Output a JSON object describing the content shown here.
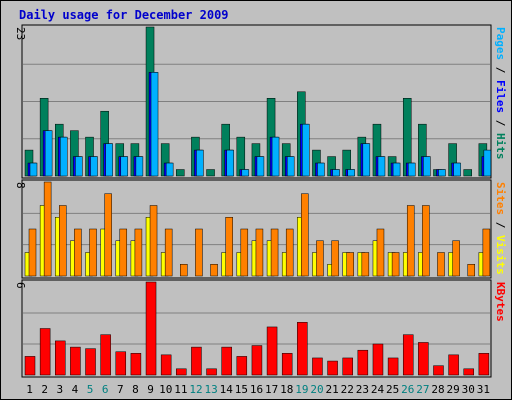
{
  "chart_data": {
    "type": "bar",
    "title": "Daily usage for December 2009",
    "categories": [
      "1",
      "2",
      "3",
      "4",
      "5",
      "6",
      "7",
      "8",
      "9",
      "10",
      "11",
      "12",
      "13",
      "14",
      "15",
      "16",
      "17",
      "18",
      "19",
      "20",
      "21",
      "22",
      "23",
      "24",
      "25",
      "26",
      "27",
      "28",
      "29",
      "30",
      "31"
    ],
    "weekend_days": [
      "5",
      "6",
      "12",
      "13",
      "19",
      "20",
      "26",
      "27"
    ],
    "colors": {
      "title": "#0000cc",
      "weekend_tick": "#008080",
      "weekday_tick": "#000000",
      "hits": "#00805c",
      "files": "#0000ff",
      "pages": "#00b0ff",
      "visits": "#ffff00",
      "sites": "#ff8000",
      "kbytes": "#ff0000",
      "panel_bg": "#c0c0c0",
      "grid": "#808080"
    },
    "panels": [
      {
        "id": "hits-files-pages",
        "ymax_label": "23",
        "ylim": [
          0,
          23
        ],
        "legend": [
          {
            "name": "Pages",
            "color": "#00b0ff"
          },
          {
            "sep": " / "
          },
          {
            "name": "Files",
            "color": "#0000ff"
          },
          {
            "sep": " / "
          },
          {
            "name": "Hits",
            "color": "#00805c"
          }
        ],
        "series": [
          {
            "name": "Hits",
            "color": "#00805c",
            "values": [
              4,
              12,
              8,
              7,
              6,
              10,
              5,
              5,
              23,
              5,
              1,
              6,
              1,
              8,
              6,
              5,
              12,
              5,
              13,
              4,
              3,
              4,
              6,
              8,
              3,
              12,
              8,
              1,
              5,
              1,
              5
            ]
          },
          {
            "name": "Files",
            "color": "#0000ff",
            "values": [
              2,
              7,
              6,
              3,
              3,
              5,
              3,
              3,
              16,
              2,
              0,
              4,
              0,
              4,
              1,
              3,
              6,
              3,
              8,
              2,
              1,
              1,
              5,
              3,
              2,
              2,
              3,
              1,
              2,
              0,
              3
            ]
          },
          {
            "name": "Pages",
            "color": "#00b0ff",
            "values": [
              2,
              7,
              6,
              3,
              3,
              5,
              3,
              3,
              16,
              2,
              0,
              4,
              0,
              4,
              1,
              3,
              6,
              3,
              8,
              2,
              1,
              1,
              5,
              3,
              2,
              2,
              3,
              1,
              2,
              0,
              4
            ]
          }
        ]
      },
      {
        "id": "sites-visits",
        "ymax_label": "8",
        "ylim": [
          0,
          8
        ],
        "legend": [
          {
            "name": "Sites",
            "color": "#ff8000"
          },
          {
            "sep": " / "
          },
          {
            "name": "Visits",
            "color": "#ffff00"
          }
        ],
        "series": [
          {
            "name": "Visits",
            "color": "#ffff00",
            "values": [
              2,
              6,
              5,
              3,
              2,
              4,
              3,
              3,
              5,
              2,
              0,
              0,
              0,
              2,
              2,
              3,
              3,
              2,
              5,
              2,
              1,
              2,
              2,
              3,
              2,
              2,
              2,
              0,
              2,
              0,
              2
            ]
          },
          {
            "name": "Sites",
            "color": "#ff8000",
            "values": [
              4,
              8,
              6,
              4,
              4,
              7,
              4,
              4,
              6,
              4,
              1,
              4,
              1,
              5,
              4,
              4,
              4,
              4,
              7,
              3,
              3,
              2,
              2,
              4,
              2,
              6,
              6,
              2,
              3,
              1,
              4
            ]
          }
        ]
      },
      {
        "id": "kbytes",
        "ymax_label": "6",
        "ylim": [
          0,
          6
        ],
        "legend": [
          {
            "name": "KBytes",
            "color": "#ff0000"
          }
        ],
        "series": [
          {
            "name": "KBytes",
            "color": "#ff0000",
            "values": [
              1.2,
              3.0,
              2.2,
              1.8,
              1.7,
              2.6,
              1.5,
              1.4,
              6.0,
              1.3,
              0.4,
              1.8,
              0.4,
              1.8,
              1.2,
              1.9,
              3.1,
              1.4,
              3.4,
              1.1,
              0.9,
              1.1,
              1.6,
              2.0,
              1.1,
              2.6,
              2.1,
              0.6,
              1.3,
              0.4,
              1.4
            ]
          }
        ]
      }
    ]
  }
}
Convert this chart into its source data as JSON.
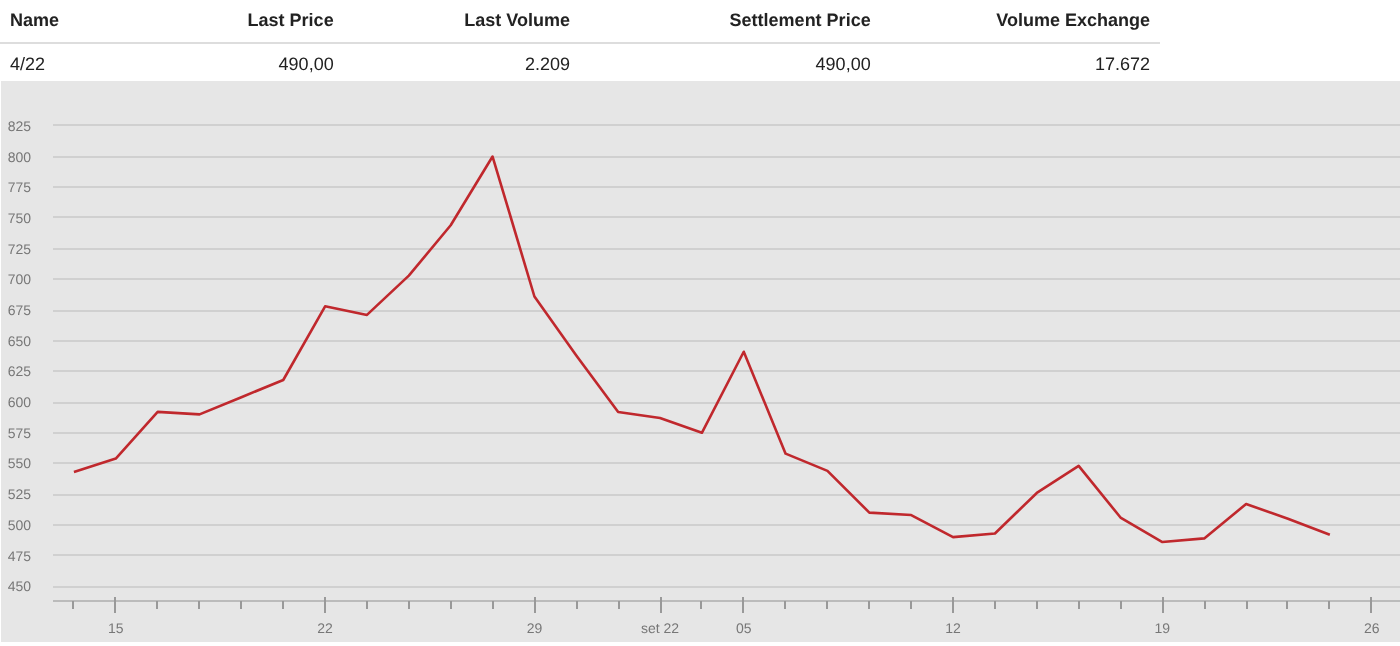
{
  "chart_data": {
    "type": "line",
    "annotations": [
      "Name",
      "Last Price",
      "Last Volume",
      "Settlement Price",
      "Volume Exchange",
      "4/22",
      "490,00",
      "2.209",
      "490,00",
      "17.672"
    ],
    "categories": [
      null,
      "15",
      null,
      null,
      null,
      null,
      "22",
      null,
      null,
      null,
      null,
      "29",
      null,
      null,
      "set 22",
      null,
      "05",
      null,
      null,
      null,
      null,
      "12",
      null,
      null,
      null,
      null,
      "19",
      null,
      null,
      null,
      null,
      "26"
    ],
    "series": [
      {
        "color": "#c0282d",
        "values": [
          543,
          554,
          592,
          590,
          604,
          618,
          678,
          671,
          703,
          744,
          800,
          686,
          638,
          592,
          587,
          575,
          641,
          558,
          544,
          510,
          508,
          490,
          493,
          526,
          548,
          506,
          486,
          489,
          517,
          505,
          492,
          null
        ]
      }
    ],
    "ylim": [
      438,
      855
    ],
    "yticks": [
      450,
      475,
      500,
      525,
      550,
      575,
      600,
      625,
      650,
      675,
      700,
      725,
      750,
      775,
      800,
      825
    ],
    "grid": "y",
    "marker": "none",
    "line_style": "solid"
  }
}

⁂

Skip the images and write out the rest of the listing exactly.

Output a JSON object describing the content shown here.
{
  "chart_data": {
    "type": "bar",
    "title": "Daily usage for December 2009",
    "categories": [
      "1",
      "2",
      "3",
      "4",
      "5",
      "6",
      "7",
      "8",
      "9",
      "10",
      "11",
      "12",
      "13",
      "14",
      "15",
      "16",
      "17",
      "18",
      "19",
      "20",
      "21",
      "22",
      "23",
      "24",
      "25",
      "26",
      "27",
      "28",
      "29",
      "30",
      "31"
    ],
    "weekend_days": [
      "5",
      "6",
      "12",
      "13",
      "19",
      "20",
      "26",
      "27"
    ],
    "colors": {
      "title": "#0000cc",
      "weekend_tick": "#008080",
      "weekday_tick": "#000000",
      "hits": "#00805c",
      "files": "#0000ff",
      "pages": "#00b0ff",
      "visits": "#ffff00",
      "sites": "#ff8000",
      "kbytes": "#ff0000",
      "panel_bg": "#c0c0c0",
      "grid": "#808080"
    },
    "panels": [
      {
        "id": "hits-files-pages",
        "ymax_label": "23",
        "ylim": [
          0,
          23
        ],
        "legend": [
          {
            "name": "Pages",
            "color": "#00b0ff"
          },
          {
            "sep": " / "
          },
          {
            "name": "Files",
            "color": "#0000ff"
          },
          {
            "sep": " / "
          },
          {
            "name": "Hits",
            "color": "#00805c"
          }
        ],
        "series": [
          {
            "name": "Hits",
            "color": "#00805c",
            "values": [
              4,
              12,
              8,
              7,
              6,
              10,
              5,
              5,
              23,
              5,
              1,
              6,
              1,
              8,
              6,
              5,
              12,
              5,
              13,
              4,
              3,
              4,
              6,
              8,
              3,
              12,
              8,
              1,
              5,
              1,
              5
            ]
          },
          {
            "name": "Files",
            "color": "#0000ff",
            "values": [
              2,
              7,
              6,
              3,
              3,
              5,
              3,
              3,
              16,
              2,
              0,
              4,
              0,
              4,
              1,
              3,
              6,
              3,
              8,
              2,
              1,
              1,
              5,
              3,
              2,
              2,
              3,
              1,
              2,
              0,
              3
            ]
          },
          {
            "name": "Pages",
            "color": "#00b0ff",
            "values": [
              2,
              7,
              6,
              3,
              3,
              5,
              3,
              3,
              16,
              2,
              0,
              4,
              0,
              4,
              1,
              3,
              6,
              3,
              8,
              2,
              1,
              1,
              5,
              3,
              2,
              2,
              3,
              1,
              2,
              0,
              4
            ]
          }
        ]
      },
      {
        "id": "sites-visits",
        "ymax_label": "8",
        "ylim": [
          0,
          8
        ],
        "legend": [
          {
            "name": "Sites",
            "color": "#ff8000"
          },
          {
            "sep": " / "
          },
          {
            "name": "Visits",
            "color": "#ffff00"
          }
        ],
        "series": [
          {
            "name": "Visits",
            "color": "#ffff00",
            "values": [
              2,
              6,
              5,
              3,
              2,
              4,
              3,
              3,
              5,
              2,
              0,
              0,
              0,
              2,
              2,
              3,
              3,
              2,
              5,
              2,
              1,
              2,
              2,
              3,
              2,
              2,
              2,
              0,
              2,
              0,
              2
            ]
          },
          {
            "name": "Sites",
            "color": "#ff8000",
            "values": [
              4,
              8,
              6,
              4,
              4,
              7,
              4,
              4,
              6,
              4,
              1,
              4,
              1,
              5,
              4,
              4,
              4,
              4,
              7,
              3,
              3,
              2,
              2,
              4,
              2,
              6,
              6,
              2,
              3,
              1,
              4
            ]
          }
        ]
      },
      {
        "id": "kbytes",
        "ymax_label": "6",
        "ylim": [
          0,
          6
        ],
        "legend": [
          {
            "name": "KBytes",
            "color": "#ff0000"
          }
        ],
        "series": [
          {
            "name": "KBytes",
            "color": "#ff0000",
            "values": [
              1.2,
              3.0,
              2.2,
              1.8,
              1.7,
              2.6,
              1.5,
              1.4,
              6.0,
              1.3,
              0.4,
              1.8,
              0.4,
              1.8,
              1.2,
              1.9,
              3.1,
              1.4,
              3.4,
              1.1,
              0.9,
              1.1,
              1.6,
              2.0,
              1.1,
              2.6,
              2.1,
              0.6,
              1.3,
              0.4,
              1.4
            ]
          }
        ]
      }
    ]
  }
}
Convert this chart into its source data as JSON.
{
  "chart_data": {
    "type": "line",
    "annotations": [
      "Name",
      "Last Price",
      "Last Volume",
      "Settlement Price",
      "Volume Exchange",
      "4/22",
      "490,00",
      "2.209",
      "490,00",
      "17.672"
    ],
    "categories": [
      null,
      "15",
      null,
      null,
      null,
      null,
      "22",
      null,
      null,
      null,
      null,
      "29",
      null,
      null,
      "set 22",
      null,
      "05",
      null,
      null,
      null,
      null,
      "12",
      null,
      null,
      null,
      null,
      "19",
      null,
      null,
      null,
      null,
      "26"
    ],
    "series": [
      {
        "color": "#c0282d",
        "values": [
          543,
          554,
          592,
          590,
          604,
          618,
          678,
          671,
          703,
          744,
          800,
          686,
          638,
          592,
          587,
          575,
          641,
          558,
          544,
          510,
          508,
          490,
          493,
          526,
          548,
          506,
          486,
          489,
          517,
          505,
          492,
          null
        ]
      }
    ],
    "ylim": [
      438,
      855
    ],
    "yticks": [
      450,
      475,
      500,
      525,
      550,
      575,
      600,
      625,
      650,
      675,
      700,
      725,
      750,
      775,
      800,
      825
    ],
    "grid": "y",
    "marker": "none",
    "line_style": "solid"
  }
}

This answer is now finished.